**OBJECTIVE:**
Reproduce the listing below line for line, with every character unchanged.

**TASK DATA:**
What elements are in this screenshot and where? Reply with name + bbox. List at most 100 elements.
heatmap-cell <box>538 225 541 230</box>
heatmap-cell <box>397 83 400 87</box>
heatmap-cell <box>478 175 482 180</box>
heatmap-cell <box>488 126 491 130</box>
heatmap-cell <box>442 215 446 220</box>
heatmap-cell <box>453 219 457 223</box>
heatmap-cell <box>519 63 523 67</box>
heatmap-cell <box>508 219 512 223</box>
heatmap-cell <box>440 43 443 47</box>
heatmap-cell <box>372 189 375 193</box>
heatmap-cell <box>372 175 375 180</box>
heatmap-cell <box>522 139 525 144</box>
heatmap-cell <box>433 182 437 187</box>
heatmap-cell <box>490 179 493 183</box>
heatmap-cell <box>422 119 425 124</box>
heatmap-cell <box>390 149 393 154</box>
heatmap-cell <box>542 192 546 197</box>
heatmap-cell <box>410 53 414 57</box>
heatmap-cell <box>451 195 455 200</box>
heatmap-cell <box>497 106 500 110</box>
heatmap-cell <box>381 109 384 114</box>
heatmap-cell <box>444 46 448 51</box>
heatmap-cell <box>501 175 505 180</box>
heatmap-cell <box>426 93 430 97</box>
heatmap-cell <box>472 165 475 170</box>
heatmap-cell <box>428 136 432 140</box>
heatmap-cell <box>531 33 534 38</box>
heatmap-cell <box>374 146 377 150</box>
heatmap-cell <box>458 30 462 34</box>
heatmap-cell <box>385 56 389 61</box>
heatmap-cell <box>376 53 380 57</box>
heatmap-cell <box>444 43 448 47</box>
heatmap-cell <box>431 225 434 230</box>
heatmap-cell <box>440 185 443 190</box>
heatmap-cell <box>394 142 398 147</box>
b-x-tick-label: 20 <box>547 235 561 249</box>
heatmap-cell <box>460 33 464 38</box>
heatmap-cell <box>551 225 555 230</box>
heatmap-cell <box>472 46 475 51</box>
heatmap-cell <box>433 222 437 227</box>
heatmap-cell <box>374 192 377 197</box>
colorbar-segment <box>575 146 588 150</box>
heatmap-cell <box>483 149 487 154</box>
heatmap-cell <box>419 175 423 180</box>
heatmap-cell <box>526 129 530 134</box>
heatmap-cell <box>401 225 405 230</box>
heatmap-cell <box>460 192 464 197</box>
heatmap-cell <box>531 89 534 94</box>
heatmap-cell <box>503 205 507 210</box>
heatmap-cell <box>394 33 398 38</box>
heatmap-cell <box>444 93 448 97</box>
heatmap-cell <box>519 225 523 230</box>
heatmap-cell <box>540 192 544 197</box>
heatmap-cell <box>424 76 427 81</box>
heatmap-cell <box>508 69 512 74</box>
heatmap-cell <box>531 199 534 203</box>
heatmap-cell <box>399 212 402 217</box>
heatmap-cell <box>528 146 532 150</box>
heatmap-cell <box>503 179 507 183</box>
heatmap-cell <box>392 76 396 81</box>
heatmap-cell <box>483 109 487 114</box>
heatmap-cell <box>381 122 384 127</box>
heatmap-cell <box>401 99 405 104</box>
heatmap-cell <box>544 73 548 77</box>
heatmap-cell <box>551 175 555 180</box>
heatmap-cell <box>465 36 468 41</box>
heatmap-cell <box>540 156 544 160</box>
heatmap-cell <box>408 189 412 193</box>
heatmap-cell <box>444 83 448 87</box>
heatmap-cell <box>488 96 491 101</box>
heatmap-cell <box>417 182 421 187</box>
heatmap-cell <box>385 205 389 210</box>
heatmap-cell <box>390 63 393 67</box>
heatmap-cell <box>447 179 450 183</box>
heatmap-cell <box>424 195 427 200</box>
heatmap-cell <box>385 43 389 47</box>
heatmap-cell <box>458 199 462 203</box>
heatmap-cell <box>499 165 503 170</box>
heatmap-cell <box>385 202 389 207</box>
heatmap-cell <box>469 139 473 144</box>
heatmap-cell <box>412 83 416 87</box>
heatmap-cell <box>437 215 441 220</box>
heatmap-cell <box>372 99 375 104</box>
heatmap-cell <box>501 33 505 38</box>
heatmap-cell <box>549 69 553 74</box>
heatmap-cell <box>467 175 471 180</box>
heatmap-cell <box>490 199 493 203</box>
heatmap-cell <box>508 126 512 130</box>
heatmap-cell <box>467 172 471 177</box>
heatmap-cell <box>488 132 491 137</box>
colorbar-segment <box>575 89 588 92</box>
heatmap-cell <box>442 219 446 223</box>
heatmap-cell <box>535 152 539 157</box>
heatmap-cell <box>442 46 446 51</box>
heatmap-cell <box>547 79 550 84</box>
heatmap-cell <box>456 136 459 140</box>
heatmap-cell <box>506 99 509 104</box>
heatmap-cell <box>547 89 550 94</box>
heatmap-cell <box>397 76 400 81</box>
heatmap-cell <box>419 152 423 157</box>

**OUTPUT OF THE EXERCISE:**
What elements are in this screenshot and where? Reply with name + bbox. List at most 100 elements.
heatmap-cell <box>538 225 541 230</box>
heatmap-cell <box>397 83 400 87</box>
heatmap-cell <box>478 175 482 180</box>
heatmap-cell <box>488 126 491 130</box>
heatmap-cell <box>442 215 446 220</box>
heatmap-cell <box>453 219 457 223</box>
heatmap-cell <box>519 63 523 67</box>
heatmap-cell <box>508 219 512 223</box>
heatmap-cell <box>440 43 443 47</box>
heatmap-cell <box>372 189 375 193</box>
heatmap-cell <box>372 175 375 180</box>
heatmap-cell <box>522 139 525 144</box>
heatmap-cell <box>433 182 437 187</box>
heatmap-cell <box>490 179 493 183</box>
heatmap-cell <box>422 119 425 124</box>
heatmap-cell <box>390 149 393 154</box>
heatmap-cell <box>542 192 546 197</box>
heatmap-cell <box>410 53 414 57</box>
heatmap-cell <box>451 195 455 200</box>
heatmap-cell <box>497 106 500 110</box>
heatmap-cell <box>381 109 384 114</box>
heatmap-cell <box>444 46 448 51</box>
heatmap-cell <box>501 175 505 180</box>
heatmap-cell <box>426 93 430 97</box>
heatmap-cell <box>472 165 475 170</box>
heatmap-cell <box>428 136 432 140</box>
heatmap-cell <box>531 33 534 38</box>
heatmap-cell <box>374 146 377 150</box>
heatmap-cell <box>458 30 462 34</box>
heatmap-cell <box>385 56 389 61</box>
heatmap-cell <box>376 53 380 57</box>
heatmap-cell <box>444 43 448 47</box>
heatmap-cell <box>431 225 434 230</box>
heatmap-cell <box>440 185 443 190</box>
heatmap-cell <box>394 142 398 147</box>
b-x-tick-label: 20 <box>547 235 561 249</box>
heatmap-cell <box>460 33 464 38</box>
heatmap-cell <box>551 225 555 230</box>
heatmap-cell <box>472 46 475 51</box>
heatmap-cell <box>433 222 437 227</box>
heatmap-cell <box>374 192 377 197</box>
colorbar-segment <box>575 146 588 150</box>
heatmap-cell <box>483 149 487 154</box>
heatmap-cell <box>419 175 423 180</box>
heatmap-cell <box>526 129 530 134</box>
heatmap-cell <box>401 225 405 230</box>
heatmap-cell <box>460 192 464 197</box>
heatmap-cell <box>531 89 534 94</box>
heatmap-cell <box>503 205 507 210</box>
heatmap-cell <box>394 33 398 38</box>
heatmap-cell <box>444 93 448 97</box>
heatmap-cell <box>519 225 523 230</box>
heatmap-cell <box>540 192 544 197</box>
heatmap-cell <box>424 76 427 81</box>
heatmap-cell <box>508 69 512 74</box>
heatmap-cell <box>531 199 534 203</box>
heatmap-cell <box>399 212 402 217</box>
heatmap-cell <box>528 146 532 150</box>
heatmap-cell <box>503 179 507 183</box>
heatmap-cell <box>392 76 396 81</box>
heatmap-cell <box>483 109 487 114</box>
heatmap-cell <box>381 122 384 127</box>
heatmap-cell <box>401 99 405 104</box>
heatmap-cell <box>544 73 548 77</box>
heatmap-cell <box>551 175 555 180</box>
heatmap-cell <box>465 36 468 41</box>
heatmap-cell <box>540 156 544 160</box>
heatmap-cell <box>408 189 412 193</box>
heatmap-cell <box>444 83 448 87</box>
heatmap-cell <box>488 96 491 101</box>
heatmap-cell <box>417 182 421 187</box>
heatmap-cell <box>385 205 389 210</box>
heatmap-cell <box>390 63 393 67</box>
heatmap-cell <box>447 179 450 183</box>
heatmap-cell <box>424 195 427 200</box>
heatmap-cell <box>385 43 389 47</box>
heatmap-cell <box>458 199 462 203</box>
heatmap-cell <box>499 165 503 170</box>
heatmap-cell <box>385 202 389 207</box>
heatmap-cell <box>469 139 473 144</box>
heatmap-cell <box>412 83 416 87</box>
heatmap-cell <box>437 215 441 220</box>
heatmap-cell <box>372 99 375 104</box>
heatmap-cell <box>501 33 505 38</box>
heatmap-cell <box>549 69 553 74</box>
heatmap-cell <box>467 175 471 180</box>
heatmap-cell <box>490 199 493 203</box>
heatmap-cell <box>508 126 512 130</box>
heatmap-cell <box>467 172 471 177</box>
heatmap-cell <box>488 132 491 137</box>
colorbar-segment <box>575 89 588 92</box>
heatmap-cell <box>442 219 446 223</box>
heatmap-cell <box>535 152 539 157</box>
heatmap-cell <box>442 46 446 51</box>
heatmap-cell <box>547 79 550 84</box>
heatmap-cell <box>456 136 459 140</box>
heatmap-cell <box>506 99 509 104</box>
heatmap-cell <box>547 89 550 94</box>
heatmap-cell <box>397 76 400 81</box>
heatmap-cell <box>419 152 423 157</box>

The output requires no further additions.